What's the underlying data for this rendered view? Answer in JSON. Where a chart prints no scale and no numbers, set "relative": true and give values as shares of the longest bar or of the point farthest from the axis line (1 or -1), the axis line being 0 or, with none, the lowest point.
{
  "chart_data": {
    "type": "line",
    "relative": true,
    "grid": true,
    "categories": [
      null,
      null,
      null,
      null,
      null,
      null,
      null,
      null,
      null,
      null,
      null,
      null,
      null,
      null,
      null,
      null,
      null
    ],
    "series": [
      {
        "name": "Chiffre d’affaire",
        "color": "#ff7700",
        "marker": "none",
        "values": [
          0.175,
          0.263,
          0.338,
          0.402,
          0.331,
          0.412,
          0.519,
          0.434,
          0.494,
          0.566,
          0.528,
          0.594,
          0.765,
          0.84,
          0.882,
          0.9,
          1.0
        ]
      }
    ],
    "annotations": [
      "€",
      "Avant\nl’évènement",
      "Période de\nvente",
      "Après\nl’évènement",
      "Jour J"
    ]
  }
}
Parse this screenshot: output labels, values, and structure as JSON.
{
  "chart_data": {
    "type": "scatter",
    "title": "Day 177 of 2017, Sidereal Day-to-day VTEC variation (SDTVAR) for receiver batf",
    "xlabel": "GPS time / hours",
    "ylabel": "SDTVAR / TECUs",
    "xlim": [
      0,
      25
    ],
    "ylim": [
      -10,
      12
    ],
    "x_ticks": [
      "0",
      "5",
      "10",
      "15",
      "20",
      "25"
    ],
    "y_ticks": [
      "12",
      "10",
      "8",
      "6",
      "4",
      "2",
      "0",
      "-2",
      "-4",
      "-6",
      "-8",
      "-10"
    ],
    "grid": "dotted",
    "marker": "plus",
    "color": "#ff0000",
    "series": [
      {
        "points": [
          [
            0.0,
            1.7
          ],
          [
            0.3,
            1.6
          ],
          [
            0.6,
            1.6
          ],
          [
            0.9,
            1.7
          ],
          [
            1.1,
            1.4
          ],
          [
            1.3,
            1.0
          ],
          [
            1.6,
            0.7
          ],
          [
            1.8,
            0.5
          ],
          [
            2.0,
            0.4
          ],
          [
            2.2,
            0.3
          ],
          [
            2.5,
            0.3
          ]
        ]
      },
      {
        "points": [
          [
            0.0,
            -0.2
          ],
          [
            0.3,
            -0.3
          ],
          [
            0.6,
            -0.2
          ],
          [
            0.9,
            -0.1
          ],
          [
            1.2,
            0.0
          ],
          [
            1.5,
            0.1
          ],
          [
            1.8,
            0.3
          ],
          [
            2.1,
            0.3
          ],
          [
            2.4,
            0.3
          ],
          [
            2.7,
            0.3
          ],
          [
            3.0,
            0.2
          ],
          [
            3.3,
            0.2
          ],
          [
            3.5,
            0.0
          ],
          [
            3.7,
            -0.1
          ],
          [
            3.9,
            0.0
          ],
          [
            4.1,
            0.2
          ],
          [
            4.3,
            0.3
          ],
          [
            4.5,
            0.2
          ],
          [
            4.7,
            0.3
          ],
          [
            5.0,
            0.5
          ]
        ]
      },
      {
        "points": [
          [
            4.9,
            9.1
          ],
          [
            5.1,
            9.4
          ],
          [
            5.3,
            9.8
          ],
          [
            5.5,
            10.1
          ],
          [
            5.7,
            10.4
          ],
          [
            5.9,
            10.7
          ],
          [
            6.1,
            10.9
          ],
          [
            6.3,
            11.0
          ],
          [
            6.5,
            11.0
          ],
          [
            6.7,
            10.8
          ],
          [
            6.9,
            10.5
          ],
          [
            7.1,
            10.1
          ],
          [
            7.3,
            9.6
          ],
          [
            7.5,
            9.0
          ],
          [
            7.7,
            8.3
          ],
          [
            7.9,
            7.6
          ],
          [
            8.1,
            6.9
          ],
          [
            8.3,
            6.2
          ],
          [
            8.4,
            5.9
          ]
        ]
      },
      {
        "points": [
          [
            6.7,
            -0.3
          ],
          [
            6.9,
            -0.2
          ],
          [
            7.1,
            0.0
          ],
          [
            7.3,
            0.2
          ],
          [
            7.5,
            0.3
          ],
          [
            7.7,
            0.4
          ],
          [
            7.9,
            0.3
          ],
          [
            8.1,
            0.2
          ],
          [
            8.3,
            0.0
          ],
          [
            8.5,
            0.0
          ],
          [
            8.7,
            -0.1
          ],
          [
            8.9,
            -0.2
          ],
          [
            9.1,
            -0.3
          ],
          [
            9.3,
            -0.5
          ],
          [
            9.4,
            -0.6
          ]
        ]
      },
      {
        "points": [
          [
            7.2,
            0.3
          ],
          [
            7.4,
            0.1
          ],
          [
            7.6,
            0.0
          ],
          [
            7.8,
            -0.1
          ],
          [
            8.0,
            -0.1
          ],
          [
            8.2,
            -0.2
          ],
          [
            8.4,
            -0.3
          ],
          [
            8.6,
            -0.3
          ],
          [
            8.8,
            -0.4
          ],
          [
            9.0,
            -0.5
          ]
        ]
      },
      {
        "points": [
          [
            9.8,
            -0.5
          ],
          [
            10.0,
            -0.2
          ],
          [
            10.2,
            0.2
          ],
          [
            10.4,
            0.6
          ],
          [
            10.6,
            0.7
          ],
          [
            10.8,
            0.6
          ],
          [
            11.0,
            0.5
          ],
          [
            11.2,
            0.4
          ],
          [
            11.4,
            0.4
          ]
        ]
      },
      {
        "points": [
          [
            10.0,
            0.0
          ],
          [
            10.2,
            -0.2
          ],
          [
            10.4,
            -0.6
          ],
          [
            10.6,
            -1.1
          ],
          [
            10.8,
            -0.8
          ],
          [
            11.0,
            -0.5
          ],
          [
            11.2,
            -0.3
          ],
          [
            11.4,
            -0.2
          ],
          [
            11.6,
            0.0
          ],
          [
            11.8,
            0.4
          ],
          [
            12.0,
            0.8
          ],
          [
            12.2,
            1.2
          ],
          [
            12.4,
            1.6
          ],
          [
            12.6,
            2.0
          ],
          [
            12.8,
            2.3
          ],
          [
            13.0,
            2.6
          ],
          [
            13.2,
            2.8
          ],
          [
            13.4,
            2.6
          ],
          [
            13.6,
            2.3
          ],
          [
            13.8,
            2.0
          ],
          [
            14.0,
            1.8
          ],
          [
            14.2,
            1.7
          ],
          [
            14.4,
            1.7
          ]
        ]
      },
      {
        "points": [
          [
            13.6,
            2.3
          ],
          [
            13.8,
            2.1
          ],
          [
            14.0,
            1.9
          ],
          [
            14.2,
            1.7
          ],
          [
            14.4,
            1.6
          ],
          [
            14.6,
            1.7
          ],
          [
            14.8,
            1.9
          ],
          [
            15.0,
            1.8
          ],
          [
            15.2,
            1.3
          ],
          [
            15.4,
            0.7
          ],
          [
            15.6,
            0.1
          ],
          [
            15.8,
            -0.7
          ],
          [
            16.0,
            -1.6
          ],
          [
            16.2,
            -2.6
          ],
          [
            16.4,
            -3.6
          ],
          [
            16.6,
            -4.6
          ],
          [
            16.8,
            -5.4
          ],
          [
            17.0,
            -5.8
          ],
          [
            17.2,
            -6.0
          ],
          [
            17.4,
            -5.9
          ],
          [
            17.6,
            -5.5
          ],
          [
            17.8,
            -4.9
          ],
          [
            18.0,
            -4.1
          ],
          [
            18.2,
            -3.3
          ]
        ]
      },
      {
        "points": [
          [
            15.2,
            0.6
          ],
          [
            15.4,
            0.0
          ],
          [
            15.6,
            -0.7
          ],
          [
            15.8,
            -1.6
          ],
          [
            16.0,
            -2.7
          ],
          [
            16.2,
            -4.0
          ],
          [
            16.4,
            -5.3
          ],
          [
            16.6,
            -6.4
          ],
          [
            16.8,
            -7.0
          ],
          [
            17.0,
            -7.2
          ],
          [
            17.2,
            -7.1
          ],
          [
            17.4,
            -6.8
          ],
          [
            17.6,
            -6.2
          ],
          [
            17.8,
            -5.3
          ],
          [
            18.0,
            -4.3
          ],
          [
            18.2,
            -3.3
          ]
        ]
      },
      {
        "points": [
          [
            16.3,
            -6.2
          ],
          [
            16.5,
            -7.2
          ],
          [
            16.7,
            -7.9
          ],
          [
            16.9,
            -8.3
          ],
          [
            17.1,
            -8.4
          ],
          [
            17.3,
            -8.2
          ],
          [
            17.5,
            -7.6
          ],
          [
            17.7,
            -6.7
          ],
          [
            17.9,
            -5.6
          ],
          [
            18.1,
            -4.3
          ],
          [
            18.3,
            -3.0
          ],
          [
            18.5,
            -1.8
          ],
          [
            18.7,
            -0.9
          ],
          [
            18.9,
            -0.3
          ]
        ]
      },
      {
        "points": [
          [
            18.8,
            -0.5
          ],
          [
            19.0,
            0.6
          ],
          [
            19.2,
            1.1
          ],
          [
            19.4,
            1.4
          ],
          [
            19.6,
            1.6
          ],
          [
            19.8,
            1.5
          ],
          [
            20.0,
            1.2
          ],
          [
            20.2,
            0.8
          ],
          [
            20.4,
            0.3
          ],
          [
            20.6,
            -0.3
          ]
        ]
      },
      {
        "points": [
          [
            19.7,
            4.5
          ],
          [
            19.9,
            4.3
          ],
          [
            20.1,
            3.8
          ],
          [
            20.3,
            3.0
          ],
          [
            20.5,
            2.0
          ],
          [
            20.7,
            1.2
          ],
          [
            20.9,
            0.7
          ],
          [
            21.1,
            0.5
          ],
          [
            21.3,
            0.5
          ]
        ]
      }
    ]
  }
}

§

Task to complete: Select from the material above each line in which the string "évènement" appears, and list those lines.

Output for this task:
      "Avant\nl’évènement",
      "Après\nl’évènement",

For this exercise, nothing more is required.